╭──

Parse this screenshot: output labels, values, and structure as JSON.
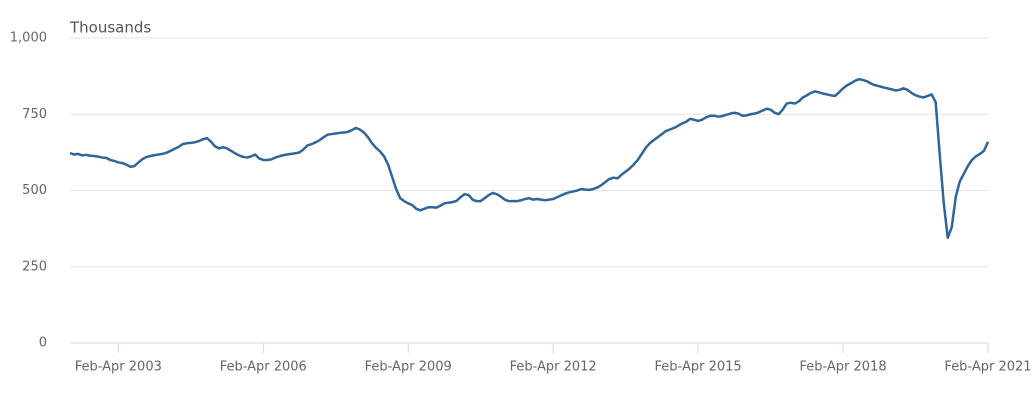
{
  "chart_data": {
    "type": "line",
    "ylabel": "Thousands",
    "color": "#2f6599",
    "grid": true,
    "ylim": [
      0,
      1000
    ],
    "yticks": [
      0,
      250,
      500,
      750,
      {
        "value": 1000,
        "label": "1,000"
      }
    ],
    "categories": [
      null,
      null,
      null,
      null,
      null,
      null,
      null,
      null,
      null,
      null,
      null,
      null,
      "Feb-Apr 2003",
      null,
      null,
      null,
      null,
      null,
      null,
      null,
      null,
      null,
      null,
      null,
      null,
      null,
      null,
      null,
      null,
      null,
      null,
      null,
      null,
      null,
      null,
      null,
      null,
      null,
      null,
      null,
      null,
      null,
      null,
      null,
      null,
      null,
      null,
      null,
      "Feb-Apr 2006",
      null,
      null,
      null,
      null,
      null,
      null,
      null,
      null,
      null,
      null,
      null,
      null,
      null,
      null,
      null,
      null,
      null,
      null,
      null,
      null,
      null,
      null,
      null,
      null,
      null,
      null,
      null,
      null,
      null,
      null,
      null,
      null,
      null,
      null,
      null,
      "Feb-Apr 2009",
      null,
      null,
      null,
      null,
      null,
      null,
      null,
      null,
      null,
      null,
      null,
      null,
      null,
      null,
      null,
      null,
      null,
      null,
      null,
      null,
      null,
      null,
      null,
      null,
      null,
      null,
      null,
      null,
      null,
      null,
      null,
      null,
      null,
      null,
      null,
      "Feb-Apr 2012",
      null,
      null,
      null,
      null,
      null,
      null,
      null,
      null,
      null,
      null,
      null,
      null,
      null,
      null,
      null,
      null,
      null,
      null,
      null,
      null,
      null,
      null,
      null,
      null,
      null,
      null,
      null,
      null,
      null,
      null,
      null,
      null,
      null,
      null,
      null,
      "Feb-Apr 2015",
      null,
      null,
      null,
      null,
      null,
      null,
      null,
      null,
      null,
      null,
      null,
      null,
      null,
      null,
      null,
      null,
      null,
      null,
      null,
      null,
      null,
      null,
      null,
      null,
      null,
      null,
      null,
      null,
      null,
      null,
      null,
      null,
      null,
      null,
      null,
      "Feb-Apr 2018",
      null,
      null,
      null,
      null,
      null,
      null,
      null,
      null,
      null,
      null,
      null,
      null,
      null,
      null,
      null,
      null,
      null,
      null,
      null,
      null,
      null,
      null,
      null,
      null,
      null,
      null,
      null,
      null,
      null,
      null,
      null,
      null,
      null,
      null,
      null,
      "Feb-Apr 2021"
    ],
    "values": [
      623,
      618,
      620,
      615,
      617,
      614,
      613,
      611,
      608,
      607,
      600,
      597,
      592,
      590,
      585,
      578,
      580,
      592,
      603,
      610,
      613,
      616,
      618,
      620,
      624,
      630,
      637,
      643,
      652,
      655,
      656,
      658,
      662,
      668,
      672,
      660,
      645,
      638,
      642,
      638,
      630,
      622,
      615,
      610,
      608,
      612,
      618,
      605,
      600,
      600,
      602,
      608,
      612,
      616,
      618,
      620,
      622,
      625,
      635,
      648,
      652,
      658,
      665,
      675,
      683,
      685,
      687,
      689,
      690,
      692,
      698,
      705,
      700,
      690,
      675,
      655,
      640,
      628,
      612,
      585,
      545,
      505,
      475,
      465,
      458,
      452,
      440,
      435,
      440,
      445,
      445,
      444,
      450,
      458,
      460,
      462,
      466,
      478,
      488,
      485,
      470,
      465,
      465,
      475,
      485,
      492,
      488,
      480,
      470,
      465,
      465,
      465,
      468,
      472,
      475,
      470,
      472,
      470,
      468,
      470,
      472,
      478,
      484,
      490,
      494,
      497,
      500,
      505,
      503,
      502,
      505,
      510,
      518,
      528,
      538,
      542,
      540,
      552,
      562,
      572,
      585,
      600,
      620,
      640,
      655,
      665,
      675,
      685,
      695,
      700,
      705,
      712,
      720,
      725,
      735,
      732,
      728,
      732,
      740,
      745,
      745,
      742,
      744,
      748,
      752,
      755,
      752,
      745,
      746,
      750,
      752,
      756,
      762,
      768,
      765,
      755,
      750,
      765,
      785,
      788,
      785,
      792,
      805,
      812,
      820,
      825,
      822,
      818,
      815,
      812,
      810,
      822,
      835,
      845,
      852,
      860,
      865,
      862,
      858,
      850,
      845,
      842,
      838,
      835,
      832,
      828,
      830,
      835,
      830,
      820,
      812,
      808,
      805,
      810,
      815,
      790,
      620,
      460,
      345,
      380,
      480,
      530,
      555,
      580,
      600,
      612,
      620,
      630,
      660
    ]
  }
}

╰──

▸ **OBJECTIVE**
In the material above, how many lines hold the word "values"? Say only the number.

▸ **THE RESPONSE**
2